### [Requirement]
Collect all lines containing the word "Example" from the data.

--

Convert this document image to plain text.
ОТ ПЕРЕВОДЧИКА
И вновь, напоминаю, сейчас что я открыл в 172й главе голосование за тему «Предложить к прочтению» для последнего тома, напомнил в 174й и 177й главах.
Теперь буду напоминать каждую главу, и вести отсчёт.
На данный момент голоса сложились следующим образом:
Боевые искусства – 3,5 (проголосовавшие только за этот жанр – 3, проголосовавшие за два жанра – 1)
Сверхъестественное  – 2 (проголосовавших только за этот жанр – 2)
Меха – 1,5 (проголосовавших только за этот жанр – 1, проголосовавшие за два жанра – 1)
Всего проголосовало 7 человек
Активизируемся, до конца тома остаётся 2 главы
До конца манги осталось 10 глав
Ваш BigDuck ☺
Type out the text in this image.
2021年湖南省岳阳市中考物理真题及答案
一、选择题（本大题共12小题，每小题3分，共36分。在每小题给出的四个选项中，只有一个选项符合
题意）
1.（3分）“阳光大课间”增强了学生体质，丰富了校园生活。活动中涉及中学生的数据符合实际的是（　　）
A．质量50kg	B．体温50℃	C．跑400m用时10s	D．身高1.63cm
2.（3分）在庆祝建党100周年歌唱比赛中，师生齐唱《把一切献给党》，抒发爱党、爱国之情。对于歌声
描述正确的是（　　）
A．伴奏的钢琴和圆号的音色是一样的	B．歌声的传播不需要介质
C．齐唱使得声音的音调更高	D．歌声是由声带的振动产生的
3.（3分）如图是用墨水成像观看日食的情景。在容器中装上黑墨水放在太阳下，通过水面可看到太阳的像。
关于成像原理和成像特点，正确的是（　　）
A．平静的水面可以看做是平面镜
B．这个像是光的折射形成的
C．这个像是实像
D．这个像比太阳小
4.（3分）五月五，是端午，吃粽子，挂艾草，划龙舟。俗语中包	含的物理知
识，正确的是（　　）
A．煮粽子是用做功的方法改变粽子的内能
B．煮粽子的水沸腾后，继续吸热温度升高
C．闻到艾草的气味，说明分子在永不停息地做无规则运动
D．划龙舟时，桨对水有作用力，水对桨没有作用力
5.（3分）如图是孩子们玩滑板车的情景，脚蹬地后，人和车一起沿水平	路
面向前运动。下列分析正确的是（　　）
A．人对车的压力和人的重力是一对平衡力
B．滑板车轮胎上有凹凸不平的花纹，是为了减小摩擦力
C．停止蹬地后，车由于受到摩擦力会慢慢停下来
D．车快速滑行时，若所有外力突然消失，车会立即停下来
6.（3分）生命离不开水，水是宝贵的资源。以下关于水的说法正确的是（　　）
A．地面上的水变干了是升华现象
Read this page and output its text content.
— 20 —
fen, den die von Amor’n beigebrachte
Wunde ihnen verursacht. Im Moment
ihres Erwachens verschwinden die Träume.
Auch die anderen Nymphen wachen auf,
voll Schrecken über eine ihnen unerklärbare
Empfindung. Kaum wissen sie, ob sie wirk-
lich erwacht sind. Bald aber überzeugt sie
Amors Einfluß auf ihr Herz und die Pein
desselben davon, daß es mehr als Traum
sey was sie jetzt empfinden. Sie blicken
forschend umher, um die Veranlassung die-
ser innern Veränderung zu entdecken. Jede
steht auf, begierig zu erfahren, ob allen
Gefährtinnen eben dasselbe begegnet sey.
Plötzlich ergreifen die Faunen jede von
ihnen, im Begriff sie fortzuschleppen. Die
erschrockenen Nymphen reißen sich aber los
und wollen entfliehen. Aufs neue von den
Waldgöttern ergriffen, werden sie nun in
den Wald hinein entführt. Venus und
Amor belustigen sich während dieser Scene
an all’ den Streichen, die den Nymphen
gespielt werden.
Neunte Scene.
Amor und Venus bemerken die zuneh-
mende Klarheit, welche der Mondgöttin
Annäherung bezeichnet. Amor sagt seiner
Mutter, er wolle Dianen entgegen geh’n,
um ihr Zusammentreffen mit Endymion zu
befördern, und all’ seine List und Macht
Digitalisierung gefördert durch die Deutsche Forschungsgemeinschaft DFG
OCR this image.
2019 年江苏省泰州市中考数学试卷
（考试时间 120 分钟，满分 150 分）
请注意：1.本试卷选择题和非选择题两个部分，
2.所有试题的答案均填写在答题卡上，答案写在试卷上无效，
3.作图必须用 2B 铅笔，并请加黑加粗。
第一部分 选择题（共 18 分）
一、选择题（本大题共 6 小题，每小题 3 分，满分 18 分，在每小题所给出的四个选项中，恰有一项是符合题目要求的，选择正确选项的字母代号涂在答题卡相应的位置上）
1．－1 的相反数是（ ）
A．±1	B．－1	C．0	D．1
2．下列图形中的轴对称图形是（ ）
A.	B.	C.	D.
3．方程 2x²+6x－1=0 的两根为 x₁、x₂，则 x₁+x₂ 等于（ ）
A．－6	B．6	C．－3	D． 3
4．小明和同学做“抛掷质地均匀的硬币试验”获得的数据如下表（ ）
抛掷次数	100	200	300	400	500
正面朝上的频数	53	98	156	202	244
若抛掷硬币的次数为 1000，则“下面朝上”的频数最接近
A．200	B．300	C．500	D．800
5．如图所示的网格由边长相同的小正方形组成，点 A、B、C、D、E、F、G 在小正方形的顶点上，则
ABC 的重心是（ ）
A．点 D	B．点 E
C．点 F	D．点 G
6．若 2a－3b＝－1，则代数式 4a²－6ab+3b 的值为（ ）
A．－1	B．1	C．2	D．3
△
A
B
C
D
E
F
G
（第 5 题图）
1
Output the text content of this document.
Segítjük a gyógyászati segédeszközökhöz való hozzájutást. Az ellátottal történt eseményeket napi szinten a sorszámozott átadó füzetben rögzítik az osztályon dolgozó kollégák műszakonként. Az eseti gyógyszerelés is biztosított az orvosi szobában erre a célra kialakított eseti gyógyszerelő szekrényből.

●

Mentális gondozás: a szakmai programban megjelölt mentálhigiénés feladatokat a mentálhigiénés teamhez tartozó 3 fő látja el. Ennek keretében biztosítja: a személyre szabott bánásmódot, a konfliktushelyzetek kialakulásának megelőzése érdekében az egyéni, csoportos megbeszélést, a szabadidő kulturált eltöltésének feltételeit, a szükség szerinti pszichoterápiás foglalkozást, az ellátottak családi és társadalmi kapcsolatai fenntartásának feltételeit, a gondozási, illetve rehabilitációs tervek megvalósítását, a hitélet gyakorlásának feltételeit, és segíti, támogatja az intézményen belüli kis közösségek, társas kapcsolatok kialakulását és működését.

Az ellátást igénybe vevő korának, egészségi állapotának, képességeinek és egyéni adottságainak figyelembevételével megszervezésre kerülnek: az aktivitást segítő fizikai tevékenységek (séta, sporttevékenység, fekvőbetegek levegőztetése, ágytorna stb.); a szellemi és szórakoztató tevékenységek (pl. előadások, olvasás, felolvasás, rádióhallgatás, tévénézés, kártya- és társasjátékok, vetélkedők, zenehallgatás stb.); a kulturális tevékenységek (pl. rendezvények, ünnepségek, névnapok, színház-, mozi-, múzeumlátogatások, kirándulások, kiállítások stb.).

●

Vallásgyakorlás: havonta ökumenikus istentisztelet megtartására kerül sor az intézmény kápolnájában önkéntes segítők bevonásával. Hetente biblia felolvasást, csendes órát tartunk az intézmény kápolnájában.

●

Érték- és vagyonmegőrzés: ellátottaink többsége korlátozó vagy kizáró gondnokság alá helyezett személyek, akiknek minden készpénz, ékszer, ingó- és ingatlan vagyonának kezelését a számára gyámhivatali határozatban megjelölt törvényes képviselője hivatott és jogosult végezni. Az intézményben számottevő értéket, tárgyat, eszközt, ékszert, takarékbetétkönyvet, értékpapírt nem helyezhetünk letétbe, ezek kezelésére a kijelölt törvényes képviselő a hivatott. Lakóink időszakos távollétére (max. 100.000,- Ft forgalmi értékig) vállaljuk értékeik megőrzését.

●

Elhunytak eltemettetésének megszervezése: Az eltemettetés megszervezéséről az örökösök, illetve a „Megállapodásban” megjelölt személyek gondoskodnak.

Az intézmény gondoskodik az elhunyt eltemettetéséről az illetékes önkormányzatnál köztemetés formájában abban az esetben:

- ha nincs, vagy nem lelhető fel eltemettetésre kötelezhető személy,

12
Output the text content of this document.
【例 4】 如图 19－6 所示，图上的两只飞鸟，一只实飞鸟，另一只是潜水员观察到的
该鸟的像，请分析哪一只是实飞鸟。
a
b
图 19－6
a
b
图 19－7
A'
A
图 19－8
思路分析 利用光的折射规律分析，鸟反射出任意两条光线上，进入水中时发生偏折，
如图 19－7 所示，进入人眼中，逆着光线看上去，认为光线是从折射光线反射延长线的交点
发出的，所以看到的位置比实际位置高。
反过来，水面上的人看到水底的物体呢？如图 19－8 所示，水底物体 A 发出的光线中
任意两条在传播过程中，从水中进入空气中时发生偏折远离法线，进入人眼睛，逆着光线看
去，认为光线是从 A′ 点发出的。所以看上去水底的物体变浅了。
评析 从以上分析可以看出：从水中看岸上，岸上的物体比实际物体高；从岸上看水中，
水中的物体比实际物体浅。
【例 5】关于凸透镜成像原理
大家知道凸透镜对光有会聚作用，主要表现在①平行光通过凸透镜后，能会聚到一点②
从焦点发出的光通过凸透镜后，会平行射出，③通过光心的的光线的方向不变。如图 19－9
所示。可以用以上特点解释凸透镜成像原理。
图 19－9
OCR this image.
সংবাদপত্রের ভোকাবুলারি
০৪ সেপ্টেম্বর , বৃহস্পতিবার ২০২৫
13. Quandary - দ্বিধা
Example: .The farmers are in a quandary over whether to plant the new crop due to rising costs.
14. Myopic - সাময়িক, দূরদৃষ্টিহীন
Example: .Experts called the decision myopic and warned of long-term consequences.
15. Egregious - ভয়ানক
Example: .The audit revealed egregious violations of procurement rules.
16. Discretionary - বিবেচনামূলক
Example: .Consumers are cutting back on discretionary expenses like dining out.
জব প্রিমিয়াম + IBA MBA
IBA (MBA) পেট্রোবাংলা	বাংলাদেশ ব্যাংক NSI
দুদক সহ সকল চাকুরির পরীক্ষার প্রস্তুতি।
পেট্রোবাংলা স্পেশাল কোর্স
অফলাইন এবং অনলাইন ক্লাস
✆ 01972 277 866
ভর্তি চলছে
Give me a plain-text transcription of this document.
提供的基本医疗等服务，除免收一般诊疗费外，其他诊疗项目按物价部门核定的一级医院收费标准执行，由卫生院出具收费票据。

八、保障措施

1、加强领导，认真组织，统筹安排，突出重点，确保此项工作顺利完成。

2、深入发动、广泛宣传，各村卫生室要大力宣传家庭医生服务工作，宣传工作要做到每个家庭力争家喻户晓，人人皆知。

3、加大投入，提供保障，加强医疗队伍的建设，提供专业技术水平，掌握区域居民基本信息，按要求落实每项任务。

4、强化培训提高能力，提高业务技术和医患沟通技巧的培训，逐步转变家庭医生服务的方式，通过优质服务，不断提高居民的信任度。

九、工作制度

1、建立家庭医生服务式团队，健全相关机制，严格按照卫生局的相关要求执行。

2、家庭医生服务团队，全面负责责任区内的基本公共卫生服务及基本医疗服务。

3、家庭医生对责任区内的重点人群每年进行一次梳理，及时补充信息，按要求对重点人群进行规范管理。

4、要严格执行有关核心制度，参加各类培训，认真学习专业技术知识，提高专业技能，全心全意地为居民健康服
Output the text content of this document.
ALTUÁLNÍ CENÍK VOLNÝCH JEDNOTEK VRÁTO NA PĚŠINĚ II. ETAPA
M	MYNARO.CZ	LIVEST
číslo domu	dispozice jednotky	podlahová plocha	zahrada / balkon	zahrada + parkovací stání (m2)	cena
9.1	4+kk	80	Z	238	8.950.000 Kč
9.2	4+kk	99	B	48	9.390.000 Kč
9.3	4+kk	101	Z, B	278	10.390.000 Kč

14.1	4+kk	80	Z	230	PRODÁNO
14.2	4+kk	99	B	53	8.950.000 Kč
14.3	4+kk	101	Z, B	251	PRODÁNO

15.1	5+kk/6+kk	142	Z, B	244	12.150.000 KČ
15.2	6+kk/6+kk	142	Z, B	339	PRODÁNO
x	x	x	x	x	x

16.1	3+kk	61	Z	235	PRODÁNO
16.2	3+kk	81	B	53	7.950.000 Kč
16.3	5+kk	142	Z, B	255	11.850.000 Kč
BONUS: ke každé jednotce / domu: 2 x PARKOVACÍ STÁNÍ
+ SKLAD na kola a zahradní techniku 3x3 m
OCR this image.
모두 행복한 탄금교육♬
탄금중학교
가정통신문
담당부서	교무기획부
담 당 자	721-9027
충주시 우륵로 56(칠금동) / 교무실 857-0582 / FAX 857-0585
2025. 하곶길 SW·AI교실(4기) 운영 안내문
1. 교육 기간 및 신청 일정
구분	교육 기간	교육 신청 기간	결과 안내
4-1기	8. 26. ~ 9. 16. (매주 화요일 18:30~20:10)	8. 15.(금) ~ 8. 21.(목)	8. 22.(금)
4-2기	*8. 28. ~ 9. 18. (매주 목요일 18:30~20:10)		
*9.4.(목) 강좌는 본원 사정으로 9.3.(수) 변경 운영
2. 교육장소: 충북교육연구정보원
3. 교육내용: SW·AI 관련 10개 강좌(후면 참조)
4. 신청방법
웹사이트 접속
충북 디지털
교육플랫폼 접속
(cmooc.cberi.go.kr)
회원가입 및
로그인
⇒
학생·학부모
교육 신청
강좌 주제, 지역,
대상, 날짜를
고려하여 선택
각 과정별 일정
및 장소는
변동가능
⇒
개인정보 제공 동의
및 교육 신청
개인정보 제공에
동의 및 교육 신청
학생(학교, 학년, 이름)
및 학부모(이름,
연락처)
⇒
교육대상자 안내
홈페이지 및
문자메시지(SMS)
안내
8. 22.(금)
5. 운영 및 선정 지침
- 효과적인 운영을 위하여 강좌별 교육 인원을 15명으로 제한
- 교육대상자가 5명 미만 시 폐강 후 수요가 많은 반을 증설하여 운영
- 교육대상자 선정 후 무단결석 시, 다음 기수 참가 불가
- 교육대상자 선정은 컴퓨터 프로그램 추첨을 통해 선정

--

### [Solution]
Example: .The farmers are in a quandary over whether to plant the new crop due to rising costs.
Example: .Experts called the decision myopic and warned of long-term consequences.
Example: .The audit revealed egregious violations of procurement rules.
Example: .Consumers are cutting back on discretionary expenses like dining out.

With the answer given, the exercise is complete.